→ Records shown

#####

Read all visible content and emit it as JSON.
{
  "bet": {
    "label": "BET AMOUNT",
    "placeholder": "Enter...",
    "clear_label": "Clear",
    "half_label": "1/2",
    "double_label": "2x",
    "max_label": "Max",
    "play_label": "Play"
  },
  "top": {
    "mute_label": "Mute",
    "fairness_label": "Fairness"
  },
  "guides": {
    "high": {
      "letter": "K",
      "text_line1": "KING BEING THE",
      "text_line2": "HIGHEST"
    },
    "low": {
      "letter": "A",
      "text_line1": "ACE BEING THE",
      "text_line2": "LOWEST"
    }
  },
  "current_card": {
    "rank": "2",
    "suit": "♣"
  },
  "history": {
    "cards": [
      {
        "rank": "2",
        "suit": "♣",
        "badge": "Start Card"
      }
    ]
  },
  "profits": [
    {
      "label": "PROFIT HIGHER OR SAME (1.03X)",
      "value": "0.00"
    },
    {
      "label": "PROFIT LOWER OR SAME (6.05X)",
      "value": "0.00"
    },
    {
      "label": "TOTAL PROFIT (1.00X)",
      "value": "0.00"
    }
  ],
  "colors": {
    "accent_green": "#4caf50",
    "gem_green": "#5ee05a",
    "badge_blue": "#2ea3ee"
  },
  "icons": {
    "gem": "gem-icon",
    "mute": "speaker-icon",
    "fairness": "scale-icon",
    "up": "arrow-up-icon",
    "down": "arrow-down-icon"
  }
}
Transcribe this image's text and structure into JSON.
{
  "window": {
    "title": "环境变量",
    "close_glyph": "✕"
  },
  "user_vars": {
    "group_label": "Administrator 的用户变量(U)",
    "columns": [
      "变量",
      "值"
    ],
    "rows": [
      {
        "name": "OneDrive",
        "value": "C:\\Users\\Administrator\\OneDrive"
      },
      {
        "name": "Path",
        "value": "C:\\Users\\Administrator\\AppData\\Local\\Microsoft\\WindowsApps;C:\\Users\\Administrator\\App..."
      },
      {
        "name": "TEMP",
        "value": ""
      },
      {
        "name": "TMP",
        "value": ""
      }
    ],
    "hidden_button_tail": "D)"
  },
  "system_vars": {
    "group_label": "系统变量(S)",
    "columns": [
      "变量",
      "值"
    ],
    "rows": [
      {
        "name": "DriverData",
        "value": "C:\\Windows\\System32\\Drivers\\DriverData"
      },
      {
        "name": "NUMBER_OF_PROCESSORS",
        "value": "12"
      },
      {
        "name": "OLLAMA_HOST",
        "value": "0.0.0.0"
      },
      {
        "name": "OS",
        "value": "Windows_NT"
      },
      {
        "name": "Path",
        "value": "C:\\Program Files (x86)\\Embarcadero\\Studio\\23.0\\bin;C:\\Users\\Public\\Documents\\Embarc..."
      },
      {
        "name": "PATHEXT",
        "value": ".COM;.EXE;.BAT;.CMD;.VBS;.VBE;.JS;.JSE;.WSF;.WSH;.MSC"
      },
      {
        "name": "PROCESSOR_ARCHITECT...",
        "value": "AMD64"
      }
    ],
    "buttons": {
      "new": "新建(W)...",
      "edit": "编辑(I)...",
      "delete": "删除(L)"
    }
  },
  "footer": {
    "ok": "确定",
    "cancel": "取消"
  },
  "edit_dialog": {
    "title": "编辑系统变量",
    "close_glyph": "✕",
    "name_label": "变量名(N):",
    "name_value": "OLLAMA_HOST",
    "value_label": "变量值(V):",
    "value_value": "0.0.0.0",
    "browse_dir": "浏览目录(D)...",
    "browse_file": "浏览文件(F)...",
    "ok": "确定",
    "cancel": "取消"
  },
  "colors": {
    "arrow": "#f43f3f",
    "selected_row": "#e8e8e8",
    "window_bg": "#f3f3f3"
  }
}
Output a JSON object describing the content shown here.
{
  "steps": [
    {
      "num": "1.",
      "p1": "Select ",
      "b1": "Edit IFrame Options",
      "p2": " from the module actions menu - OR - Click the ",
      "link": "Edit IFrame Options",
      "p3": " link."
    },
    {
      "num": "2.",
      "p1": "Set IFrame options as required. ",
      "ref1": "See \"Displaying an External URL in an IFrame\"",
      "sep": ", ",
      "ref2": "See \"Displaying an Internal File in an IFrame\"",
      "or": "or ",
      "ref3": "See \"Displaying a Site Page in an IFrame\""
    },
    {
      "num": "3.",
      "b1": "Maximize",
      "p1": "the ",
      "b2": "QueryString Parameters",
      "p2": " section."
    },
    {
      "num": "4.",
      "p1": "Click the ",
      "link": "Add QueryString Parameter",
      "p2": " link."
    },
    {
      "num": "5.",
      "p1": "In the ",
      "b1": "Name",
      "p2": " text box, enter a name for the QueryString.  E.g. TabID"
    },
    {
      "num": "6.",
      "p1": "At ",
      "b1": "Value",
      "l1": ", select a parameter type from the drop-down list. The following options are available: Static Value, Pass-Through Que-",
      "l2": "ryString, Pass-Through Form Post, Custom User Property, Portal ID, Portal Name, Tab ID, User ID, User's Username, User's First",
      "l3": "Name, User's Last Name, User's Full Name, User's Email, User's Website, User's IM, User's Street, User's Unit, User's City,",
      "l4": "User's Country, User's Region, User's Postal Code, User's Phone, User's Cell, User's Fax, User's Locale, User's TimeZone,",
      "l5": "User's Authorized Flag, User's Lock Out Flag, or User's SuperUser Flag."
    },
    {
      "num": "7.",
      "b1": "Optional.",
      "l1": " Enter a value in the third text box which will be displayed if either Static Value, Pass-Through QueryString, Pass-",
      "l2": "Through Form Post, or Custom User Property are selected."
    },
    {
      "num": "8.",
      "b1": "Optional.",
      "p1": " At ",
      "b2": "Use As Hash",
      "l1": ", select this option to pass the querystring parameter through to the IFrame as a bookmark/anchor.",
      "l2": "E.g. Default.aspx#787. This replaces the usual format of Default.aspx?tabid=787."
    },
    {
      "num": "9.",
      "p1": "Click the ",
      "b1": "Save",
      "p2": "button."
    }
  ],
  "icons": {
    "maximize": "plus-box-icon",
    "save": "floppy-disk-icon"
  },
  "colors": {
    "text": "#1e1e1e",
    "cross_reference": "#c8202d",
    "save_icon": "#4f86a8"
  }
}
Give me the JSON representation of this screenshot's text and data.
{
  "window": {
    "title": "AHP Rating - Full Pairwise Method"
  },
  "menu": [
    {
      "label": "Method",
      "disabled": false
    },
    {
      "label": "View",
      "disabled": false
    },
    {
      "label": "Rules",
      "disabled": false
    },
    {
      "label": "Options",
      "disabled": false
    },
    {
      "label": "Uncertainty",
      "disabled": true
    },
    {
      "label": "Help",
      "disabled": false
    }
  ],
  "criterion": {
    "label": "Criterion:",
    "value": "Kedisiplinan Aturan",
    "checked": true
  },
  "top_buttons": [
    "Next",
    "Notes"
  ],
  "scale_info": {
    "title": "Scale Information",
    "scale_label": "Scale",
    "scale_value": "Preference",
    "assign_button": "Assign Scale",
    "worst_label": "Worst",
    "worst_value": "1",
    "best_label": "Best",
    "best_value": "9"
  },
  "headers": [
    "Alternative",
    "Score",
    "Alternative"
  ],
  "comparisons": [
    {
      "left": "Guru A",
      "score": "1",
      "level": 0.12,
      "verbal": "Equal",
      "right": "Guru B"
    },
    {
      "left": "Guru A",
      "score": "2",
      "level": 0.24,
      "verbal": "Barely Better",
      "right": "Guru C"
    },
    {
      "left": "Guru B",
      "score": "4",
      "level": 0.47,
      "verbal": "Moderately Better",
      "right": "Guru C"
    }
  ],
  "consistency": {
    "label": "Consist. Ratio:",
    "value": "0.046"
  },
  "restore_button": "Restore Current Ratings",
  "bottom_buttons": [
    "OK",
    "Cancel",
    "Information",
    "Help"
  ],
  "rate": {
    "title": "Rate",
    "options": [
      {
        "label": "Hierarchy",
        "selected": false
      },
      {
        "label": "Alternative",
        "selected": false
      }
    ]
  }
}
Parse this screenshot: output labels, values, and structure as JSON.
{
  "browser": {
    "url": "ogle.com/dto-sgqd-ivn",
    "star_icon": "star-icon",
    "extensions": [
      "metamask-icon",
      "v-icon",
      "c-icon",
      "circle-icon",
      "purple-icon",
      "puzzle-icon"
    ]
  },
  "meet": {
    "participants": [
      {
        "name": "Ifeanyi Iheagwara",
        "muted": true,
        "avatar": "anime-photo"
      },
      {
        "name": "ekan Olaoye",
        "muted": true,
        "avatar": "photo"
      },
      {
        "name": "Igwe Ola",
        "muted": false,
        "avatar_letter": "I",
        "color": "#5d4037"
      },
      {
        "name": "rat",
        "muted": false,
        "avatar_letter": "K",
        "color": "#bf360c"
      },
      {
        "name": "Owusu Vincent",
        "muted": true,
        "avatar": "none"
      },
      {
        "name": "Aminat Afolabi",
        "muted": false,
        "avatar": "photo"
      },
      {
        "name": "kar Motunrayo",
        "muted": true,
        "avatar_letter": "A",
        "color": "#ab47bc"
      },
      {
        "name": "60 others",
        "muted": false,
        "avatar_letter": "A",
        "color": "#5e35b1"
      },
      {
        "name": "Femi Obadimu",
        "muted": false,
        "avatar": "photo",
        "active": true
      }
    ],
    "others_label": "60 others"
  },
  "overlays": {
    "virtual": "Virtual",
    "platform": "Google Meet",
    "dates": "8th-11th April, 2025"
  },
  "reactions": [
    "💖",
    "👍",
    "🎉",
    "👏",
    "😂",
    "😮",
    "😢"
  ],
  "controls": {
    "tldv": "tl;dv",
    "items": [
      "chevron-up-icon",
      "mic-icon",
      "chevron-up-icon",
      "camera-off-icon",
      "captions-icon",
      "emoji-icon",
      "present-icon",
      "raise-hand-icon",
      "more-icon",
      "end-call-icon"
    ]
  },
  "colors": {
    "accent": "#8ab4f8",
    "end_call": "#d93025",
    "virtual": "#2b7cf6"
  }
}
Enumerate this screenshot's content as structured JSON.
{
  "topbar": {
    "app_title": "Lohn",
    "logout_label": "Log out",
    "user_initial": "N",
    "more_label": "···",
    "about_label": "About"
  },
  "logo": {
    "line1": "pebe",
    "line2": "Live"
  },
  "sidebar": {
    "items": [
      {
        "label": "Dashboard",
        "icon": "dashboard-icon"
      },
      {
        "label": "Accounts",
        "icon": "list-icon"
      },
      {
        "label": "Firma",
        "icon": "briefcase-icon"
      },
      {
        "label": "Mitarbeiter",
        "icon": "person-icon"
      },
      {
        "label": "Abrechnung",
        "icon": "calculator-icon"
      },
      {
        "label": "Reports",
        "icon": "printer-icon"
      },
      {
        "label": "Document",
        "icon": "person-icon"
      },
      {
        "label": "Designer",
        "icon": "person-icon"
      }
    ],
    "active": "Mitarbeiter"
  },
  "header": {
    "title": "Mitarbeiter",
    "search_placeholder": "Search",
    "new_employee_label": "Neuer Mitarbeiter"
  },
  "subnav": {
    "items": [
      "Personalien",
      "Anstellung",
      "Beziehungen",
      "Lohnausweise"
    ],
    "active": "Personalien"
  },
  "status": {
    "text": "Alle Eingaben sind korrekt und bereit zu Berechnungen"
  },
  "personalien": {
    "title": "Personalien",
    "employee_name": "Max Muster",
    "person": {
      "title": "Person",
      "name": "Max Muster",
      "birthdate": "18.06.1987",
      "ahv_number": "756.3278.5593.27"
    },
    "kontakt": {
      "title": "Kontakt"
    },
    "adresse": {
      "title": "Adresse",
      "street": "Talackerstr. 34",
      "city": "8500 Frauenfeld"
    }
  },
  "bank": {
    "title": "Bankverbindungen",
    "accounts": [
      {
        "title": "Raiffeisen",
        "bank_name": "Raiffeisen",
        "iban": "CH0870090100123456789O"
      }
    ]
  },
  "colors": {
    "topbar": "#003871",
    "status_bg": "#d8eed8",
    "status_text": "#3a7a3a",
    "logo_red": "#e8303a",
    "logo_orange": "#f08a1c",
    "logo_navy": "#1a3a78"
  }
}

#####

→ Task statement
Which lines of the material contain the string "Method"? List each of them.

→ Written response
    "title": "AHP Rating - Full Pairwise Method"
      "label": "Method",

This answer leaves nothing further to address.